[Start Exercise materials]
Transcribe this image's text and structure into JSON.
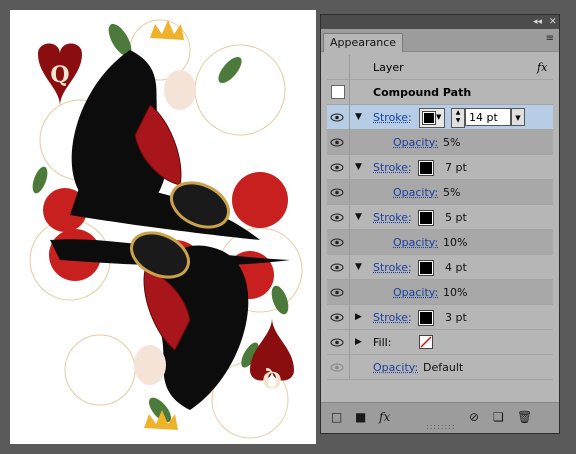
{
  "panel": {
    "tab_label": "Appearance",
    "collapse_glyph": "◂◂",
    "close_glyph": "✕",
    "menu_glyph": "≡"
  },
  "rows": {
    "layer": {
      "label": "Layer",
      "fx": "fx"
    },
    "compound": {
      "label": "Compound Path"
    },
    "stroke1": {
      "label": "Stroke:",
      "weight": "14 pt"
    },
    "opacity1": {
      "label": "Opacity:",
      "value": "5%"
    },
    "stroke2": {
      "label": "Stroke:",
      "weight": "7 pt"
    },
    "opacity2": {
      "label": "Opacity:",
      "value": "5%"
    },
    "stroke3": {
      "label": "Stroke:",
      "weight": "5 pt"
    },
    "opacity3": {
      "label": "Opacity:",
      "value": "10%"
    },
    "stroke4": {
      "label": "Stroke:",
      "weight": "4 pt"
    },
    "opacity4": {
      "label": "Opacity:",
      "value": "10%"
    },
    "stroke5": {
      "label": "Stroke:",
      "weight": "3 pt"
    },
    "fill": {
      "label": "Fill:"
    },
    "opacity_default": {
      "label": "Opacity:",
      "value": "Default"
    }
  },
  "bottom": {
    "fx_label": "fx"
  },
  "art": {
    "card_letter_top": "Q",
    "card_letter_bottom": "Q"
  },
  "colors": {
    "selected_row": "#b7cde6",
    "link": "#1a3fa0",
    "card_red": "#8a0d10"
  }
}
[End Exercise materials]
[Start Exercise materials]
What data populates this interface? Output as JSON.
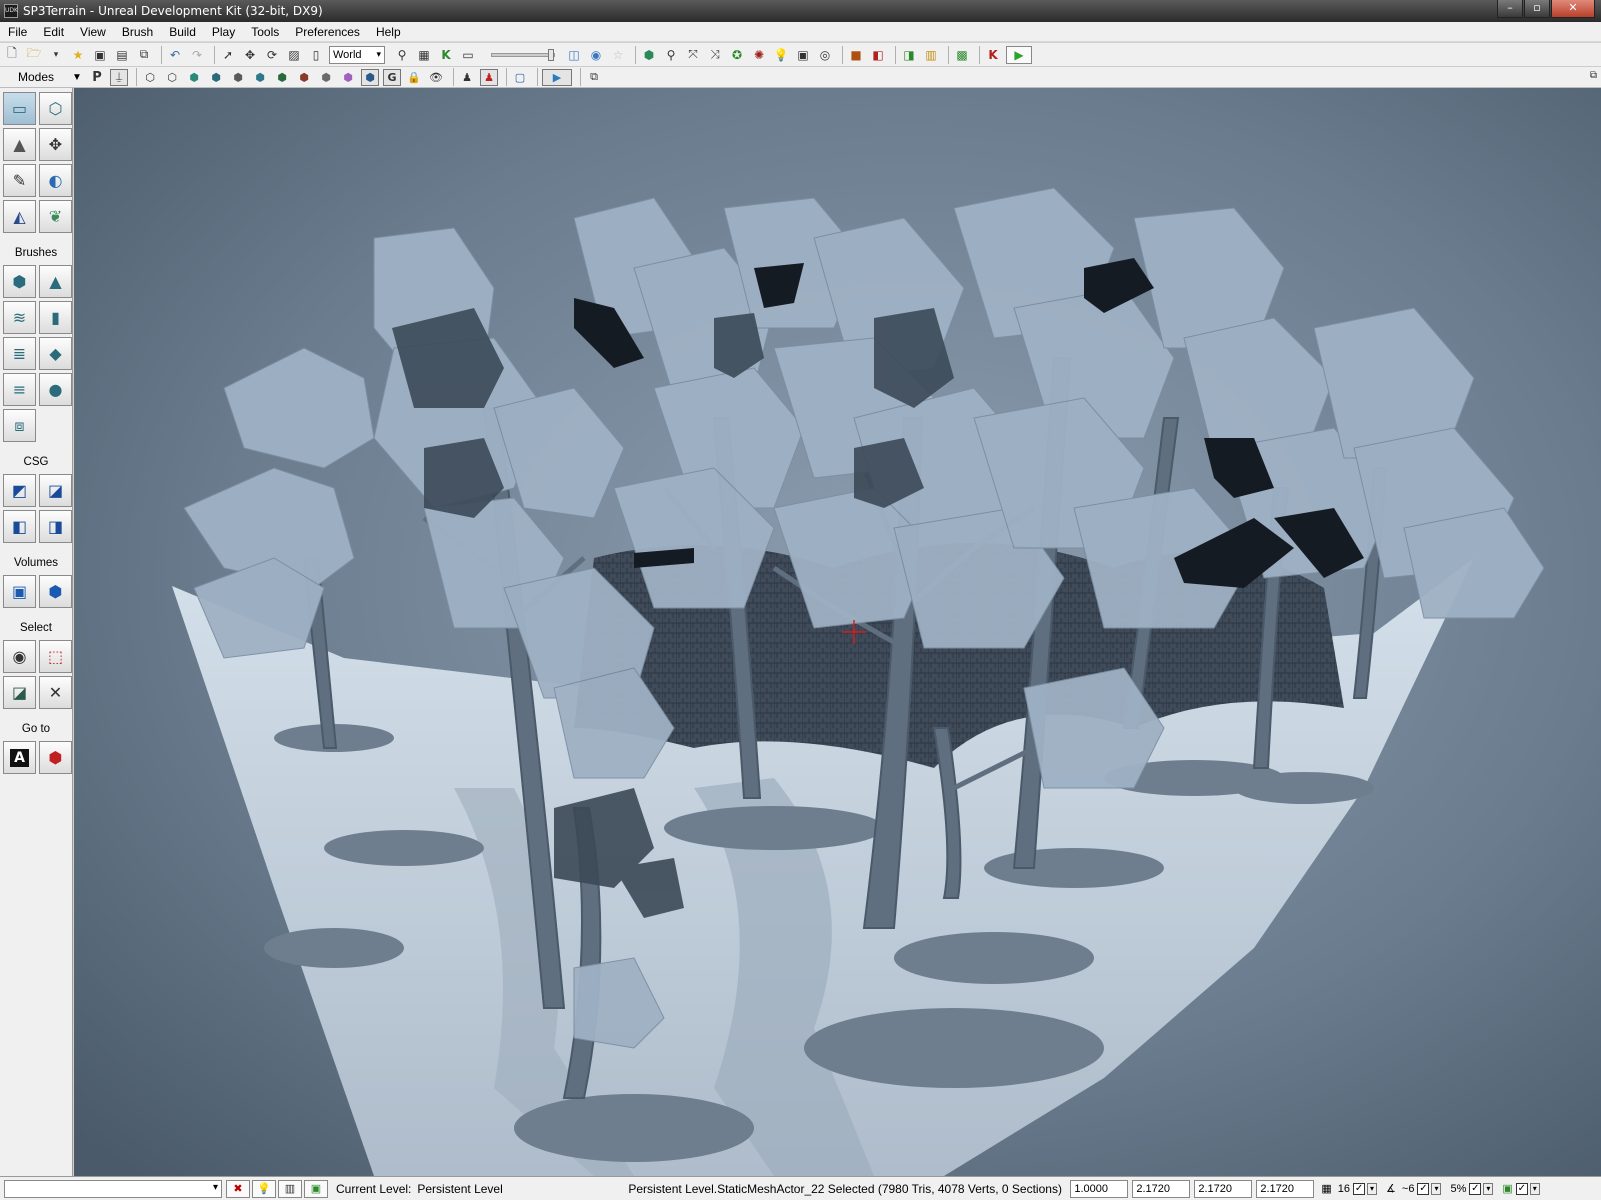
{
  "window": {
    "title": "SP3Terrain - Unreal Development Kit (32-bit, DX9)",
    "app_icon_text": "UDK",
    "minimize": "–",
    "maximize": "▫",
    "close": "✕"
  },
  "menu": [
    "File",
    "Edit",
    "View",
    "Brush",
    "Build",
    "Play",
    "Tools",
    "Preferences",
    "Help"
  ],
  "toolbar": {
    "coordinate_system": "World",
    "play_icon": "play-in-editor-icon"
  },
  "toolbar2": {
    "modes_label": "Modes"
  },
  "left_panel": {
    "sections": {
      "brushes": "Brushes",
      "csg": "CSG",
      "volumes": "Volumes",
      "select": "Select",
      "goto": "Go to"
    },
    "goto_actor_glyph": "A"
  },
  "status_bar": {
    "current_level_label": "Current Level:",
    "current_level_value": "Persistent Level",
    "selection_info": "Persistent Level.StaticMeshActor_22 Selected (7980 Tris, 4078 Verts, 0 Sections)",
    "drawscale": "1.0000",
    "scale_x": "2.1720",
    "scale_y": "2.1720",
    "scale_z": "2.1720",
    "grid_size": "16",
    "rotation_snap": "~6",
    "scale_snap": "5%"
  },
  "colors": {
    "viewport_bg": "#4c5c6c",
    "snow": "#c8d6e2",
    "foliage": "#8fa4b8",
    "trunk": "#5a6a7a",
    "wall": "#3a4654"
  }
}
[End Exercise materials]
> _Stated exercise_
Check each line above for the word "Persistent" and give the number of lines that have it, nothing else.

> _Exercise result_
2